__Work to do__: Output the full material exactly as it appears here.

[begin Exercise input]

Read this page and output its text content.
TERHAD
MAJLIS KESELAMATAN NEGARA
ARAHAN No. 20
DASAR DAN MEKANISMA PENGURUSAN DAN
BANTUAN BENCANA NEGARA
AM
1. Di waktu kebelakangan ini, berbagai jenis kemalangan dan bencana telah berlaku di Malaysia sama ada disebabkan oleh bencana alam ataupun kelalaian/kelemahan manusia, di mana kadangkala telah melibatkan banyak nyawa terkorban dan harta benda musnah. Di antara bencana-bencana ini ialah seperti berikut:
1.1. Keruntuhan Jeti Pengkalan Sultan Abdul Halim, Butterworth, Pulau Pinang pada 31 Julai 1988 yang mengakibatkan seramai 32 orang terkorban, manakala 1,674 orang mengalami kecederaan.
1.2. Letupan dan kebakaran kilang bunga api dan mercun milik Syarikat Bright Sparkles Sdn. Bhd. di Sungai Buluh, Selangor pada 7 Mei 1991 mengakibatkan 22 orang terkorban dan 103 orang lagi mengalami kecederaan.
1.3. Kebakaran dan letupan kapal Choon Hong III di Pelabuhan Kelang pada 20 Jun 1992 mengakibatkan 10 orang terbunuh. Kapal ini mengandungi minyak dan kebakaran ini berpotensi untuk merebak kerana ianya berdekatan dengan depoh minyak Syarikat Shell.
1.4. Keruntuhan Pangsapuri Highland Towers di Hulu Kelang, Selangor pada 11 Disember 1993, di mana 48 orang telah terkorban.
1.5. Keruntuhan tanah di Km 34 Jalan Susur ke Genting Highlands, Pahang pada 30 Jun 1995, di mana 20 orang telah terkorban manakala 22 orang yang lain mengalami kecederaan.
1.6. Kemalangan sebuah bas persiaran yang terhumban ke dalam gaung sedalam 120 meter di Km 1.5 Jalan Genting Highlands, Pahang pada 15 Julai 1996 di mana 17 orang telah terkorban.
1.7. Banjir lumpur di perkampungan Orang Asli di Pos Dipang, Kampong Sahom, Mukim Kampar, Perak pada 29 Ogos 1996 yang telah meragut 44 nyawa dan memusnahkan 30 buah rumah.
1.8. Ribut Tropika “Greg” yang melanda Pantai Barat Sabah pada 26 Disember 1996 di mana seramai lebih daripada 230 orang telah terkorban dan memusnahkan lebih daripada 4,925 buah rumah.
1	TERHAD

[end Exercise input]

__Task solution__:
Read this page and output its text content.
TERHAD
MAJLIS KESELAMATAN NEGARA
ARAHAN No. 20
DASAR DAN MEKANISMA PENGURUSAN DAN
BANTUAN BENCANA NEGARA
AM
1. Di waktu kebelakangan ini, berbagai jenis kemalangan dan bencana telah berlaku di Malaysia sama ada disebabkan oleh bencana alam ataupun kelalaian/kelemahan manusia, di mana kadangkala telah melibatkan banyak nyawa terkorban dan harta benda musnah. Di antara bencana-bencana ini ialah seperti berikut:
1.1. Keruntuhan Jeti Pengkalan Sultan Abdul Halim, Butterworth, Pulau Pinang pada 31 Julai 1988 yang mengakibatkan seramai 32 orang terkorban, manakala 1,674 orang mengalami kecederaan.
1.2. Letupan dan kebakaran kilang bunga api dan mercun milik Syarikat Bright Sparkles Sdn. Bhd. di Sungai Buluh, Selangor pada 7 Mei 1991 mengakibatkan 22 orang terkorban dan 103 orang lagi mengalami kecederaan.
1.3. Kebakaran dan letupan kapal Choon Hong III di Pelabuhan Kelang pada 20 Jun 1992 mengakibatkan 10 orang terbunuh. Kapal ini mengandungi minyak dan kebakaran ini berpotensi untuk merebak kerana ianya berdekatan dengan depoh minyak Syarikat Shell.
1.4. Keruntuhan Pangsapuri Highland Towers di Hulu Kelang, Selangor pada 11 Disember 1993, di mana 48 orang telah terkorban.
1.5. Keruntuhan tanah di Km 34 Jalan Susur ke Genting Highlands, Pahang pada 30 Jun 1995, di mana 20 orang telah terkorban manakala 22 orang yang lain mengalami kecederaan.
1.6. Kemalangan sebuah bas persiaran yang terhumban ke dalam gaung sedalam 120 meter di Km 1.5 Jalan Genting Highlands, Pahang pada 15 Julai 1996 di mana 17 orang telah terkorban.
1.7. Banjir lumpur di perkampungan Orang Asli di Pos Dipang, Kampong Sahom, Mukim Kampar, Perak pada 29 Ogos 1996 yang telah meragut 44 nyawa dan memusnahkan 30 buah rumah.
1.8. Ribut Tropika “Greg” yang melanda Pantai Barat Sabah pada 26 Disember 1996 di mana seramai lebih daripada 230 orang telah terkorban dan memusnahkan lebih daripada 4,925 buah rumah.
1	TERHAD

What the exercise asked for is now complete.